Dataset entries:
'''

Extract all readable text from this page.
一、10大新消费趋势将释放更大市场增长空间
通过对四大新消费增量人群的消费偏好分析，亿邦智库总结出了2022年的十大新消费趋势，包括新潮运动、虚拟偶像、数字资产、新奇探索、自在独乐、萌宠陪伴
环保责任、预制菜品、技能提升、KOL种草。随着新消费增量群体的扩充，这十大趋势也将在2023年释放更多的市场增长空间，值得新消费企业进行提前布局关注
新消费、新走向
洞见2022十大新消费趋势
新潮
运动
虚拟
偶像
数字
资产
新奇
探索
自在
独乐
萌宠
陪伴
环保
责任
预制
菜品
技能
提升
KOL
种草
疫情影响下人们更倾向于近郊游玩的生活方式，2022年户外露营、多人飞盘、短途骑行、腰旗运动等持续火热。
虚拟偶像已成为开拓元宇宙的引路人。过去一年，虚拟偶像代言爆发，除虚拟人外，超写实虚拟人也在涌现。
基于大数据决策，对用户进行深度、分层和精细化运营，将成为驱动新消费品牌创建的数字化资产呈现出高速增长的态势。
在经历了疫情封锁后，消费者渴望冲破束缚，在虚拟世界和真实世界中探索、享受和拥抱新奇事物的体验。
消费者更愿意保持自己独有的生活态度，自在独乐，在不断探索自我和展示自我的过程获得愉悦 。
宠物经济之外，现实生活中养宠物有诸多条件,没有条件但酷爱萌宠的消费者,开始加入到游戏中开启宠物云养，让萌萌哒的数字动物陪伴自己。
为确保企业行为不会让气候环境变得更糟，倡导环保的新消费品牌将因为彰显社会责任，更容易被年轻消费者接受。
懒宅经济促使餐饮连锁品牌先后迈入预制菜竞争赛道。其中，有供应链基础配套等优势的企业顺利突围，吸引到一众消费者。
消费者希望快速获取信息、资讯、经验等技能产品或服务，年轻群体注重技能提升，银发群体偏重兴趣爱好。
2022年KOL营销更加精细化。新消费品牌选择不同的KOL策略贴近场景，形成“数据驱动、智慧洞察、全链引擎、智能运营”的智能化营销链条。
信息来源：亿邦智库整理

'''

● PROBLEM DESCRIPTION
Reproduce the entire listing word for word.

● SOLUTION FOR THIS TASK
Extract all readable text from this page.
一、10大新消费趋势将释放更大市场增长空间
通过对四大新消费增量人群的消费偏好分析，亿邦智库总结出了2022年的十大新消费趋势，包括新潮运动、虚拟偶像、数字资产、新奇探索、自在独乐、萌宠陪伴
环保责任、预制菜品、技能提升、KOL种草。随着新消费增量群体的扩充，这十大趋势也将在2023年释放更多的市场增长空间，值得新消费企业进行提前布局关注
新消费、新走向
洞见2022十大新消费趋势
新潮
运动
虚拟
偶像
数字
资产
新奇
探索
自在
独乐
萌宠
陪伴
环保
责任
预制
菜品
技能
提升
KOL
种草
疫情影响下人们更倾向于近郊游玩的生活方式，2022年户外露营、多人飞盘、短途骑行、腰旗运动等持续火热。
虚拟偶像已成为开拓元宇宙的引路人。过去一年，虚拟偶像代言爆发，除虚拟人外，超写实虚拟人也在涌现。
基于大数据决策，对用户进行深度、分层和精细化运营，将成为驱动新消费品牌创建的数字化资产呈现出高速增长的态势。
在经历了疫情封锁后，消费者渴望冲破束缚，在虚拟世界和真实世界中探索、享受和拥抱新奇事物的体验。
消费者更愿意保持自己独有的生活态度，自在独乐，在不断探索自我和展示自我的过程获得愉悦 。
宠物经济之外，现实生活中养宠物有诸多条件,没有条件但酷爱萌宠的消费者,开始加入到游戏中开启宠物云养，让萌萌哒的数字动物陪伴自己。
为确保企业行为不会让气候环境变得更糟，倡导环保的新消费品牌将因为彰显社会责任，更容易被年轻消费者接受。
懒宅经济促使餐饮连锁品牌先后迈入预制菜竞争赛道。其中，有供应链基础配套等优势的企业顺利突围，吸引到一众消费者。
消费者希望快速获取信息、资讯、经验等技能产品或服务，年轻群体注重技能提升，银发群体偏重兴趣爱好。
2022年KOL营销更加精细化。新消费品牌选择不同的KOL策略贴近场景，形成“数据驱动、智慧洞察、全链引擎、智能运营”的智能化营销链条。
信息来源：亿邦智库整理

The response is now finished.